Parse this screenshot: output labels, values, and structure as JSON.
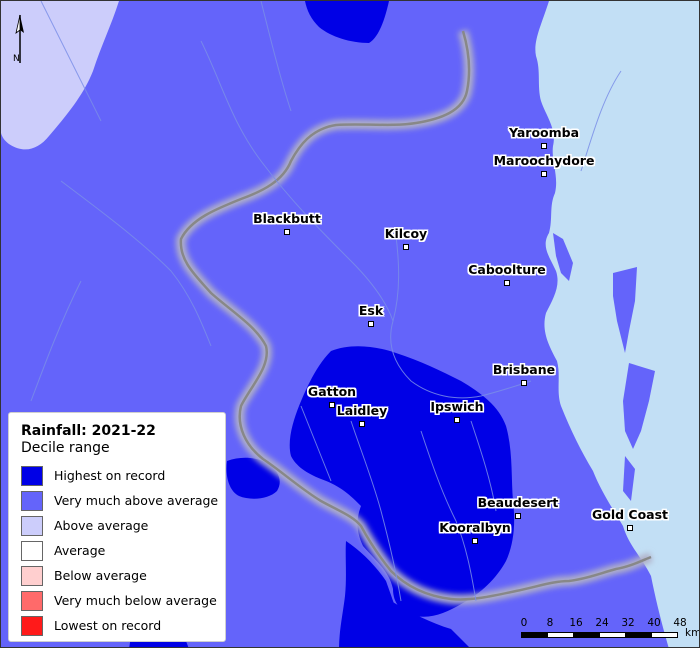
{
  "legend": {
    "title": "Rainfall: 2021-22",
    "subtitle": "Decile range",
    "items": [
      {
        "label": "Highest on record",
        "color": "#0000e6"
      },
      {
        "label": "Very much above average",
        "color": "#6464fa"
      },
      {
        "label": "Above average",
        "color": "#cccdfb"
      },
      {
        "label": "Average",
        "color": "#ffffff"
      },
      {
        "label": "Below average",
        "color": "#ffcfcf"
      },
      {
        "label": "Very much below average",
        "color": "#ff6a6a"
      },
      {
        "label": "Lowest on record",
        "color": "#ff1a1a"
      }
    ]
  },
  "towns": [
    {
      "name": "Yaroomba"
    },
    {
      "name": "Maroochydore"
    },
    {
      "name": "Blackbutt"
    },
    {
      "name": "Kilcoy"
    },
    {
      "name": "Caboolture"
    },
    {
      "name": "Esk"
    },
    {
      "name": "Brisbane"
    },
    {
      "name": "Gatton"
    },
    {
      "name": "Laidley"
    },
    {
      "name": "Ipswich"
    },
    {
      "name": "Beaudesert"
    },
    {
      "name": "Gold Coast"
    },
    {
      "name": "Kooralbyn"
    }
  ],
  "scale": {
    "ticks": [
      "0",
      "8",
      "16",
      "24",
      "32",
      "40",
      "48"
    ],
    "unit": "km"
  },
  "north_label": "N",
  "colors": {
    "ocean": "#c2dff5",
    "catchment_border": "#888888",
    "rivers": "#7a8ee8"
  }
}
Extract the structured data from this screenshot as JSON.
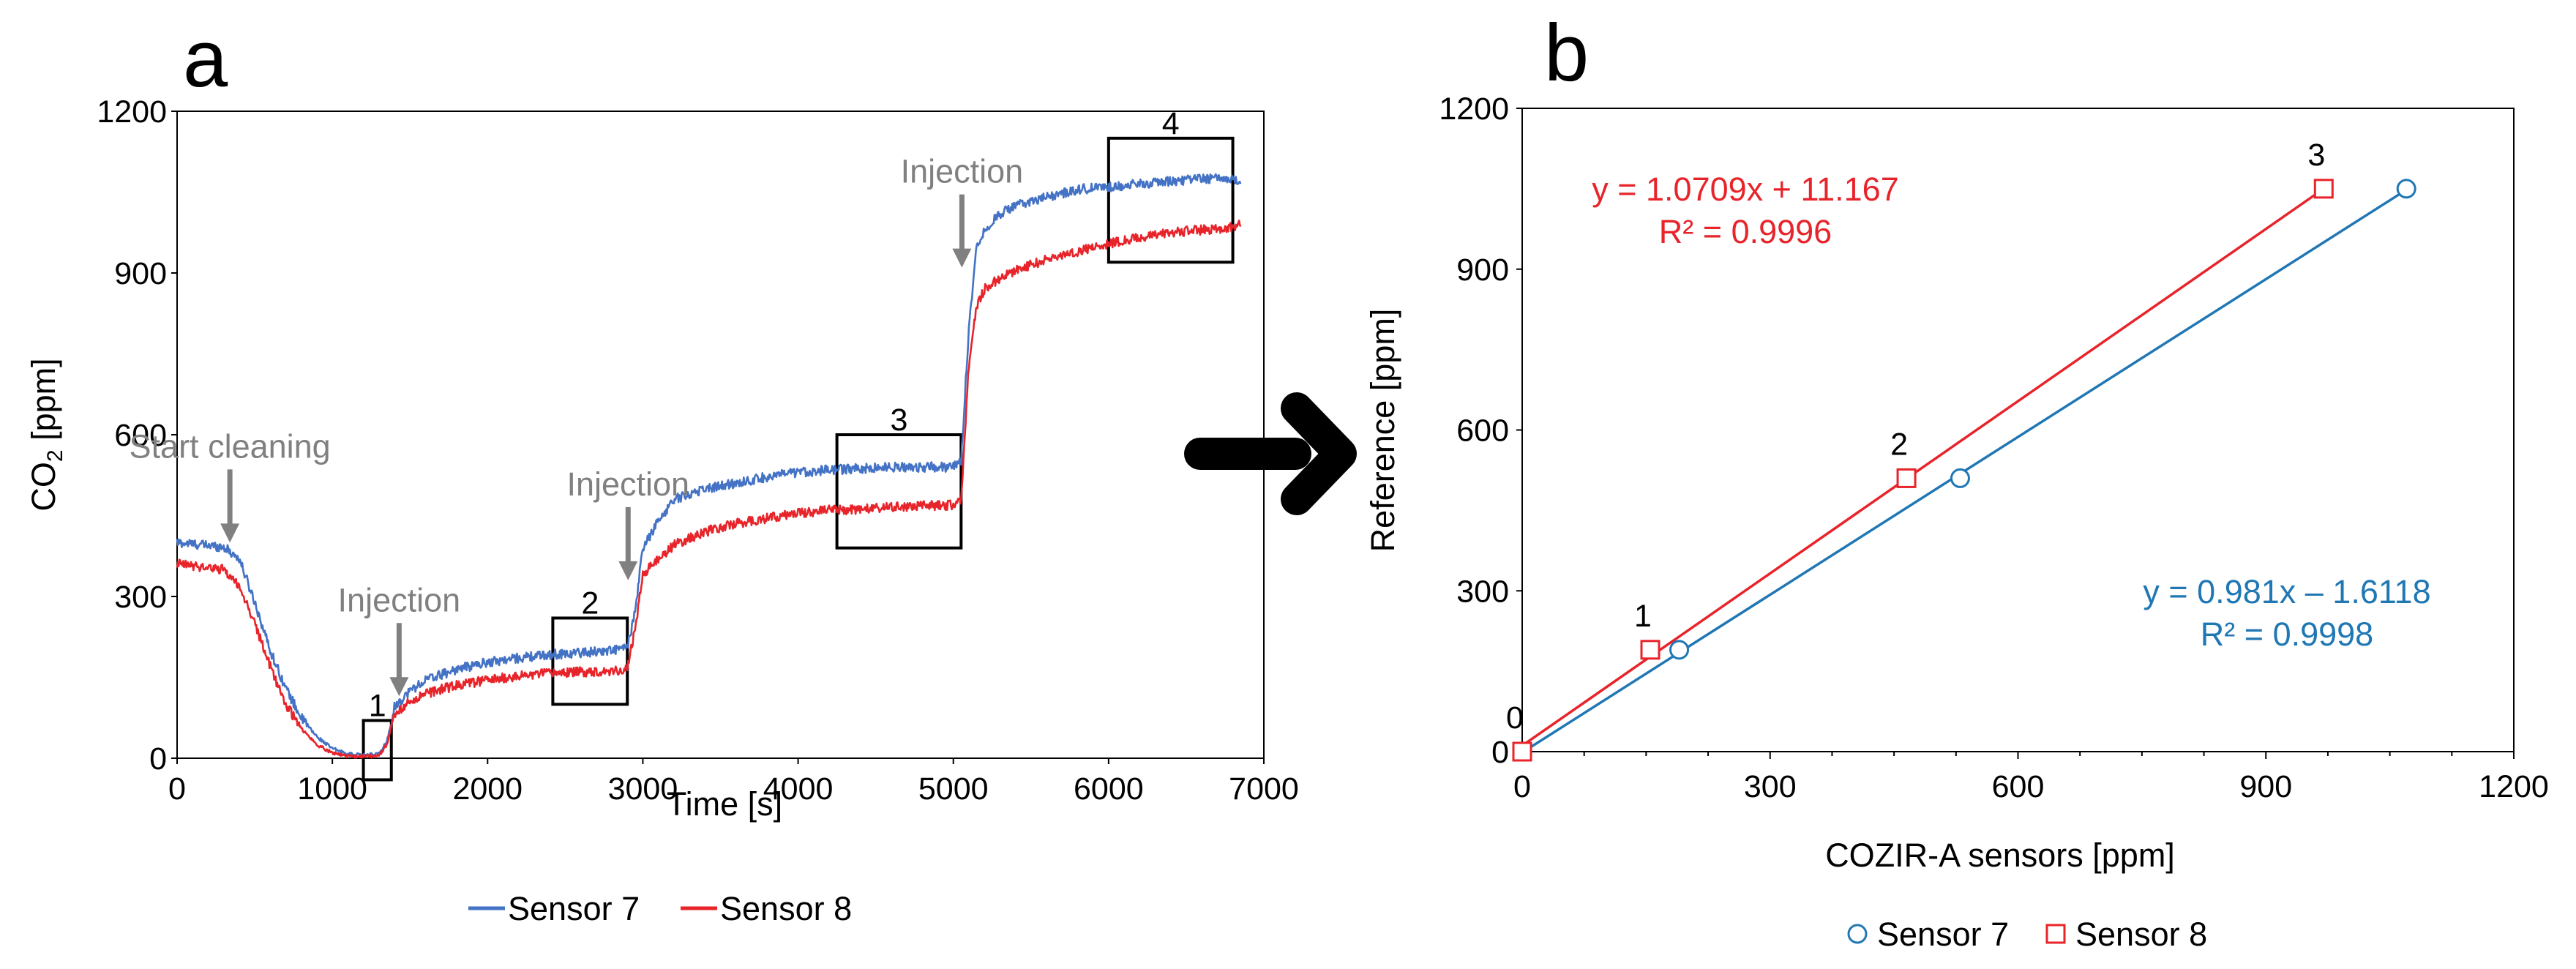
{
  "chart_data": [
    {
      "panel": "a",
      "type": "line",
      "xlabel": "Time [s]",
      "ylabel": "CO2 [ppm]",
      "ylabel_main": "CO",
      "ylabel_sub": "2",
      "ylabel_rest": " [ppm]",
      "xlim": [
        0,
        7000
      ],
      "ylim": [
        0,
        1200
      ],
      "xticks": [
        0,
        1000,
        2000,
        3000,
        4000,
        5000,
        6000,
        7000
      ],
      "yticks": [
        0,
        300,
        600,
        900,
        1200
      ],
      "series": [
        {
          "name": "Sensor 7",
          "color": "#4472c4",
          "points": [
            [
              0,
              400
            ],
            [
              300,
              392
            ],
            [
              400,
              370
            ],
            [
              500,
              290
            ],
            [
              600,
              200
            ],
            [
              700,
              130
            ],
            [
              800,
              75
            ],
            [
              900,
              40
            ],
            [
              1000,
              18
            ],
            [
              1100,
              8
            ],
            [
              1200,
              5
            ],
            [
              1300,
              8
            ],
            [
              1350,
              30
            ],
            [
              1400,
              95
            ],
            [
              1500,
              125
            ],
            [
              1600,
              145
            ],
            [
              1800,
              165
            ],
            [
              2000,
              178
            ],
            [
              2200,
              186
            ],
            [
              2400,
              192
            ],
            [
              2600,
              196
            ],
            [
              2800,
              200
            ],
            [
              2900,
              205
            ],
            [
              2950,
              270
            ],
            [
              3000,
              390
            ],
            [
              3100,
              440
            ],
            [
              3200,
              480
            ],
            [
              3400,
              500
            ],
            [
              3600,
              510
            ],
            [
              3800,
              522
            ],
            [
              4000,
              530
            ],
            [
              4200,
              535
            ],
            [
              4400,
              537
            ],
            [
              4600,
              540
            ],
            [
              4800,
              540
            ],
            [
              5000,
              540
            ],
            [
              5050,
              550
            ],
            [
              5100,
              800
            ],
            [
              5150,
              950
            ],
            [
              5200,
              980
            ],
            [
              5300,
              1010
            ],
            [
              5400,
              1025
            ],
            [
              5600,
              1040
            ],
            [
              5800,
              1055
            ],
            [
              6000,
              1060
            ],
            [
              6200,
              1065
            ],
            [
              6400,
              1070
            ],
            [
              6600,
              1075
            ],
            [
              6800,
              1075
            ],
            [
              6850,
              1065
            ]
          ]
        },
        {
          "name": "Sensor 8",
          "color": "#e8242b",
          "points": [
            [
              0,
              360
            ],
            [
              300,
              350
            ],
            [
              400,
              320
            ],
            [
              500,
              250
            ],
            [
              600,
              170
            ],
            [
              700,
              100
            ],
            [
              800,
              55
            ],
            [
              900,
              25
            ],
            [
              1000,
              10
            ],
            [
              1100,
              4
            ],
            [
              1200,
              3
            ],
            [
              1300,
              5
            ],
            [
              1350,
              25
            ],
            [
              1400,
              80
            ],
            [
              1500,
              105
            ],
            [
              1600,
              120
            ],
            [
              1800,
              135
            ],
            [
              2000,
              145
            ],
            [
              2200,
              152
            ],
            [
              2400,
              158
            ],
            [
              2600,
              160
            ],
            [
              2800,
              162
            ],
            [
              2900,
              165
            ],
            [
              2950,
              240
            ],
            [
              3000,
              340
            ],
            [
              3100,
              370
            ],
            [
              3200,
              395
            ],
            [
              3400,
              420
            ],
            [
              3600,
              435
            ],
            [
              3800,
              445
            ],
            [
              4000,
              455
            ],
            [
              4200,
              460
            ],
            [
              4400,
              462
            ],
            [
              4600,
              465
            ],
            [
              4800,
              468
            ],
            [
              5000,
              470
            ],
            [
              5050,
              480
            ],
            [
              5100,
              730
            ],
            [
              5150,
              840
            ],
            [
              5200,
              870
            ],
            [
              5300,
              890
            ],
            [
              5400,
              905
            ],
            [
              5600,
              925
            ],
            [
              5800,
              940
            ],
            [
              6000,
              955
            ],
            [
              6200,
              965
            ],
            [
              6400,
              975
            ],
            [
              6600,
              980
            ],
            [
              6800,
              985
            ],
            [
              6850,
              990
            ]
          ]
        }
      ],
      "annotations": [
        {
          "text": "Start cleaning",
          "at": [
            340,
            400
          ]
        },
        {
          "text": "Injection",
          "at": [
            1430,
            115
          ]
        },
        {
          "text": "Injection",
          "at": [
            2905,
            330
          ]
        },
        {
          "text": "Injection",
          "at": [
            5055,
            910
          ]
        }
      ],
      "boxes": [
        {
          "label": "1",
          "x": [
            1200,
            1380
          ],
          "y": [
            -40,
            70
          ]
        },
        {
          "label": "2",
          "x": [
            2420,
            2900
          ],
          "y": [
            100,
            260
          ]
        },
        {
          "label": "3",
          "x": [
            4250,
            5050
          ],
          "y": [
            390,
            600
          ]
        },
        {
          "label": "4",
          "x": [
            6000,
            6800
          ],
          "y": [
            920,
            1150
          ]
        }
      ],
      "legend": [
        "Sensor 7",
        "Sensor 8"
      ]
    },
    {
      "panel": "b",
      "type": "scatter",
      "xlabel": "COZIR-A sensors [ppm]",
      "ylabel": "Reference [ppm]",
      "xlim": [
        0,
        1200
      ],
      "ylim": [
        0,
        1200
      ],
      "xticks": [
        0,
        300,
        600,
        900,
        1200
      ],
      "yticks": [
        0,
        300,
        600,
        900,
        1200
      ],
      "series": [
        {
          "name": "Sensor 7",
          "color": "#1f77b4",
          "marker": "circle",
          "points": [
            [
              0,
              0
            ],
            [
              190,
              190
            ],
            [
              530,
              510
            ],
            [
              1070,
              1050
            ]
          ],
          "fit": {
            "slope": 0.981,
            "intercept": -1.6118,
            "equation": "y = 0.981x – 1.6118",
            "r2": "R² = 0.9998"
          }
        },
        {
          "name": "Sensor 8",
          "color": "#e8242b",
          "marker": "square",
          "points": [
            [
              0,
              0
            ],
            [
              155,
              190
            ],
            [
              465,
              510
            ],
            [
              970,
              1050
            ]
          ],
          "fit": {
            "slope": 1.0709,
            "intercept": 11.167,
            "equation": "y = 1.0709x + 11.167",
            "r2": "R² = 0.9996"
          }
        }
      ],
      "point_labels": [
        "0",
        "1",
        "2",
        "3"
      ],
      "legend": [
        "Sensor 7",
        "Sensor 8"
      ]
    }
  ]
}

++++++

» AIM OF THE EXERCISE
Determine how many lines of the listing above hold the word "xlabel". Report that number without anything else.

» ANSWER TO THIS TASK
2